§ **DONNÉES FOURNIES**
== == ==

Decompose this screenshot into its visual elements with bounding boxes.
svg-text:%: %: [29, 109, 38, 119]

== == ==

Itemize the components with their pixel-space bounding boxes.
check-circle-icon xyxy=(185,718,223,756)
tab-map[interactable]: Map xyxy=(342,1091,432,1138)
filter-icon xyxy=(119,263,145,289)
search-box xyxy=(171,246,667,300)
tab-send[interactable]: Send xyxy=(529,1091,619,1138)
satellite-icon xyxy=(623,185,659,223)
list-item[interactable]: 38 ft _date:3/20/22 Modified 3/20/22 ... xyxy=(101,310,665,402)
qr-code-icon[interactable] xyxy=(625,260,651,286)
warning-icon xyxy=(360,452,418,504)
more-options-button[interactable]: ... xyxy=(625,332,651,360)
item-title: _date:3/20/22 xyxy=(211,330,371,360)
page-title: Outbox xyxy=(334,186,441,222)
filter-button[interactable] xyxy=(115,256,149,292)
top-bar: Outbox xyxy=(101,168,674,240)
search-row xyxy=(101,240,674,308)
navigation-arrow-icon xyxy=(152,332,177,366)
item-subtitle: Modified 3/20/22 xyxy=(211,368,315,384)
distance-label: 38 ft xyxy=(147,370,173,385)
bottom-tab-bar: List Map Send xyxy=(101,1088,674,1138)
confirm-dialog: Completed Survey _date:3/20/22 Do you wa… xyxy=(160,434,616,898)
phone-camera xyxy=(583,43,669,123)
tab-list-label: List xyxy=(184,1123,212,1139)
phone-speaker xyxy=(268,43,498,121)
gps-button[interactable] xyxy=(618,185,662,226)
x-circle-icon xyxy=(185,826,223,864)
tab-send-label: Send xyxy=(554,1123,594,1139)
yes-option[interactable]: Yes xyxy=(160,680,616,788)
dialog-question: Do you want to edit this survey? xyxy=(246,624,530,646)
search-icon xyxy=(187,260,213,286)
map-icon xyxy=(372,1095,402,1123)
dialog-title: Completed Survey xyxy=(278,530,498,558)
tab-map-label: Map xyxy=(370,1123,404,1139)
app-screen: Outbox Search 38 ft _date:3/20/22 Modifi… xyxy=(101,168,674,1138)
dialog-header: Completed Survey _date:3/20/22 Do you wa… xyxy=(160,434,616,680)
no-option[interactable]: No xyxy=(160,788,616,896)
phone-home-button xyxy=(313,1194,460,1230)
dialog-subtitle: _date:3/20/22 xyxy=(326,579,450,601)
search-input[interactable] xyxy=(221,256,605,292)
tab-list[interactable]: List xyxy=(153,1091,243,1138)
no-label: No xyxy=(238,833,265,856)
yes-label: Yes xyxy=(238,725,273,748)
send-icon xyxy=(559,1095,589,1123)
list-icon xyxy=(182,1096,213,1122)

== == ==

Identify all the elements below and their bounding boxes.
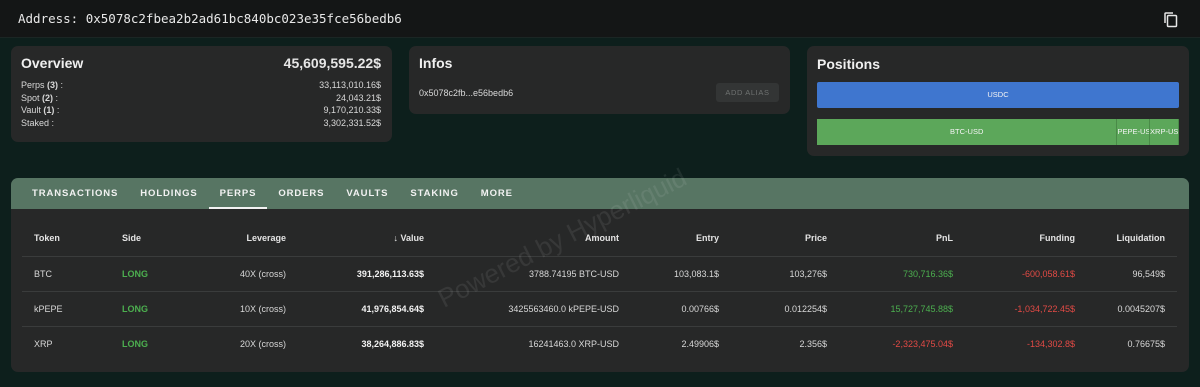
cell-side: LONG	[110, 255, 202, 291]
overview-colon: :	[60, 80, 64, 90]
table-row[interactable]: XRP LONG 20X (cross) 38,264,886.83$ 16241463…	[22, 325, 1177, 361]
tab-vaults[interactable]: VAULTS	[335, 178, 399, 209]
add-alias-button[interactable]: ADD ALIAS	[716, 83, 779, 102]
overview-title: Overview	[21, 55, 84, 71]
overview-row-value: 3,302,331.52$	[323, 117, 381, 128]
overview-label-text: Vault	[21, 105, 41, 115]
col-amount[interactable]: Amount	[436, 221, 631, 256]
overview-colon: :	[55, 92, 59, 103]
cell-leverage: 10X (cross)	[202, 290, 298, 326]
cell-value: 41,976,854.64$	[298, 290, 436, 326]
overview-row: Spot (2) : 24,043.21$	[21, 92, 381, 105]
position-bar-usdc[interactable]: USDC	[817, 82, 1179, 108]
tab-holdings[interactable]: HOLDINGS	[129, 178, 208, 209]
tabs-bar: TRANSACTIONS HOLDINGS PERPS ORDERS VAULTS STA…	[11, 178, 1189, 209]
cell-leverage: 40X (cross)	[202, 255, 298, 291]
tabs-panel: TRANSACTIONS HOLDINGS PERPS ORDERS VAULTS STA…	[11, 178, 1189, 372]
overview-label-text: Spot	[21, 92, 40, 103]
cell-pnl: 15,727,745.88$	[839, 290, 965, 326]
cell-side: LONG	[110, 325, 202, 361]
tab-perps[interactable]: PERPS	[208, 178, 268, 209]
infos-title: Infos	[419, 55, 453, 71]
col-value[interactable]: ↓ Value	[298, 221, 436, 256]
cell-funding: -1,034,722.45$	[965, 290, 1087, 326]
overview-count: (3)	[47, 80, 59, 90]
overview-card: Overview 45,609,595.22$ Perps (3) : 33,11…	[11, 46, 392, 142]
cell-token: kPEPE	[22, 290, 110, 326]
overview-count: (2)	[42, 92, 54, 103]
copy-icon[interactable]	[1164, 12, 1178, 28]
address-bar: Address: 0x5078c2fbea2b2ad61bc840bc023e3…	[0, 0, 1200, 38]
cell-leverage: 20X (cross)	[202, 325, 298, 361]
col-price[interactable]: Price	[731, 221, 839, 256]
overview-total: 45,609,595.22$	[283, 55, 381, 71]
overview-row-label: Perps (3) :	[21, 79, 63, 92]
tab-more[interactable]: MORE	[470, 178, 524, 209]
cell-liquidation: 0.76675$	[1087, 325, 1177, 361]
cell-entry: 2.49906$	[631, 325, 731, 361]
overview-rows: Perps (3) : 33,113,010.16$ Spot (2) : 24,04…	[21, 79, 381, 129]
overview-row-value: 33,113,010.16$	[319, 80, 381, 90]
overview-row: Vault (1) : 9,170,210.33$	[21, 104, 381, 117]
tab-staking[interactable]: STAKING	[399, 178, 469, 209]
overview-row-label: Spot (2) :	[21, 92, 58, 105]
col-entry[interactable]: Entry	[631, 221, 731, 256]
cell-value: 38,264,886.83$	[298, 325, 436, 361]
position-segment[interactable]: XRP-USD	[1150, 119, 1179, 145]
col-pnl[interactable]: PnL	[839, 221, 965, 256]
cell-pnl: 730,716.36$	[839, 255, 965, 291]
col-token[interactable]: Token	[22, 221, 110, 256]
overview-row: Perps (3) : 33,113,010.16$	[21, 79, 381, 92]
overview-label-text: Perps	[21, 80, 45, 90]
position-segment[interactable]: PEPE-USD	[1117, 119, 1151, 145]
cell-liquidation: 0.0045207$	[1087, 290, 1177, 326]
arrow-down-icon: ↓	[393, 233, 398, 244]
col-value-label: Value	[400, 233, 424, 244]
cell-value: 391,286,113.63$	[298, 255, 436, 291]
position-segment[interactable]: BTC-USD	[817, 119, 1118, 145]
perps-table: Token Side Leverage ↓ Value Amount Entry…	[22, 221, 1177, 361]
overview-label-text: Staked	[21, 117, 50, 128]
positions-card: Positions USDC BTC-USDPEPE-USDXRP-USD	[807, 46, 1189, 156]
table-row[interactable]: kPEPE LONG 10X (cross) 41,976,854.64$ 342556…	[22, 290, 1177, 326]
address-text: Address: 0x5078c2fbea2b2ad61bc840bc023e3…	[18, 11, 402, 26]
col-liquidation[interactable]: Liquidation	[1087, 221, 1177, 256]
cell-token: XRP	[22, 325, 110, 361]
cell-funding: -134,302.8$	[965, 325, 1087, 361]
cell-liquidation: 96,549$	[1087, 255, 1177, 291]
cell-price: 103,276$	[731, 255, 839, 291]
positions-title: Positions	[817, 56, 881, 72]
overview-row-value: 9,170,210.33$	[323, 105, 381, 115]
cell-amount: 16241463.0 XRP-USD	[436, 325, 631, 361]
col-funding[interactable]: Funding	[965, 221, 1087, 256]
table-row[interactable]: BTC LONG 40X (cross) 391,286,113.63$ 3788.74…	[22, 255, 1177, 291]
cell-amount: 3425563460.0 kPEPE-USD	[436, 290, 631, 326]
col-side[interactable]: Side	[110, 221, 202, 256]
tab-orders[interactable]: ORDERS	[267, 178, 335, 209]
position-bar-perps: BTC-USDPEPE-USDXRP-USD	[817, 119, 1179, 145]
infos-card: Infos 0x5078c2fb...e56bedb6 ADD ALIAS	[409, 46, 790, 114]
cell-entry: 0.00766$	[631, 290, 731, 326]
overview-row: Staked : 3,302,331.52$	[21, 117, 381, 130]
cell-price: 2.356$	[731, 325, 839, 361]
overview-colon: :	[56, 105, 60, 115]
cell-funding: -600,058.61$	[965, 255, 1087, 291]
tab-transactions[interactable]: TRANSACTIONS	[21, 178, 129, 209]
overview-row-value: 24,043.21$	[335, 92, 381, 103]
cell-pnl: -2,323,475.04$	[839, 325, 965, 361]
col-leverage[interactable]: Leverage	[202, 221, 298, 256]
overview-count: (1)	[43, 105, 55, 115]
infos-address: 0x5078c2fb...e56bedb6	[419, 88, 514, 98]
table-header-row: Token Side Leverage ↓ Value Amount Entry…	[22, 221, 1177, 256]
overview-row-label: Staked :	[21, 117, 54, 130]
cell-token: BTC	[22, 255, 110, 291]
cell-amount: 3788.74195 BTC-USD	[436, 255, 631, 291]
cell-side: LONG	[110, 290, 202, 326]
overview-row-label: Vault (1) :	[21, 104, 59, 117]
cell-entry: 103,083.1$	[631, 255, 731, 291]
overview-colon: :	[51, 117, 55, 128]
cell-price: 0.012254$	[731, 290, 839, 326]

== == ==

§ **OBJECTIF DE L'EXERCICE**
Recopiez à l'identique les lignes allant de celle qui contient « Decompose this screenshot » jusqu'à celle qui contient « svg-text:%: %: [29, 109, 38, 119] », ces deux lignes comprises.

§ **RÉPONSE ATTENDUE**
Decompose this screenshot into its visual elements with bounding boxes.
svg-text:%: %: [29, 109, 38, 119]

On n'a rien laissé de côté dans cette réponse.